* **THE RECORDS**:
☆ ☆ ☆ ☆ ☆ ☆ ☆
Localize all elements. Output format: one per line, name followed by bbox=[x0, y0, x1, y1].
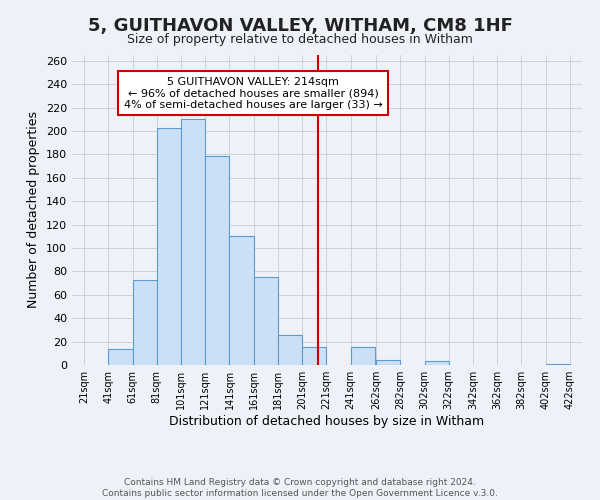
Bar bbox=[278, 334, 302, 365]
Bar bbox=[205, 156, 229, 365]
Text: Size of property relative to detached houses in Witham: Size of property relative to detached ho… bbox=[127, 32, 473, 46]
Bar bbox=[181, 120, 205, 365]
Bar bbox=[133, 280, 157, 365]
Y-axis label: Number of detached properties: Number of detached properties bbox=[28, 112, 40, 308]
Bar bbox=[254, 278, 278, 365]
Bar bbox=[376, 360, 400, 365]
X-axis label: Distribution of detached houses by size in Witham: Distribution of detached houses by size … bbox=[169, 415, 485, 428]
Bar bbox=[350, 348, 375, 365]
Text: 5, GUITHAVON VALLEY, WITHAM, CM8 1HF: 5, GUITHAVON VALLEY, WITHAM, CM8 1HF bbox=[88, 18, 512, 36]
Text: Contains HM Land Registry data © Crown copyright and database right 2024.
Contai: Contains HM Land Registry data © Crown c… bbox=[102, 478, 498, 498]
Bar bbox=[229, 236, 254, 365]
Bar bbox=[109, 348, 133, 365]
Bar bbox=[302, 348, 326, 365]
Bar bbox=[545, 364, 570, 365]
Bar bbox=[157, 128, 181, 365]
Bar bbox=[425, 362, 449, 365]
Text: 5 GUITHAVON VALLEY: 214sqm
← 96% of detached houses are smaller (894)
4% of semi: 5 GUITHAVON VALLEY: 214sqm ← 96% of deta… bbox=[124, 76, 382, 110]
☆ ☆ ☆ ☆ ☆ ☆ ☆
* **OBJECTIVE**: Copy the records above line for line, leaving out the picture lines.

* **FINAL RESULT**:
Localize all elements. Output format: one per line, name followed by bbox=[x0, y0, x1, y1].
Bar bbox=[278, 334, 302, 365]
Bar bbox=[205, 156, 229, 365]
Text: Size of property relative to detached houses in Witham: Size of property relative to detached ho… bbox=[127, 32, 473, 46]
Bar bbox=[181, 120, 205, 365]
Bar bbox=[133, 280, 157, 365]
Y-axis label: Number of detached properties: Number of detached properties bbox=[28, 112, 40, 308]
Bar bbox=[254, 278, 278, 365]
Bar bbox=[376, 360, 400, 365]
X-axis label: Distribution of detached houses by size in Witham: Distribution of detached houses by size … bbox=[169, 415, 485, 428]
Bar bbox=[350, 348, 375, 365]
Text: 5, GUITHAVON VALLEY, WITHAM, CM8 1HF: 5, GUITHAVON VALLEY, WITHAM, CM8 1HF bbox=[88, 18, 512, 36]
Text: Contains HM Land Registry data © Crown copyright and database right 2024.
Contai: Contains HM Land Registry data © Crown c… bbox=[102, 478, 498, 498]
Bar bbox=[229, 236, 254, 365]
Bar bbox=[109, 348, 133, 365]
Bar bbox=[302, 348, 326, 365]
Bar bbox=[545, 364, 570, 365]
Bar bbox=[157, 128, 181, 365]
Bar bbox=[425, 362, 449, 365]
Text: 5 GUITHAVON VALLEY: 214sqm
← 96% of detached houses are smaller (894)
4% of semi: 5 GUITHAVON VALLEY: 214sqm ← 96% of deta… bbox=[124, 76, 382, 110]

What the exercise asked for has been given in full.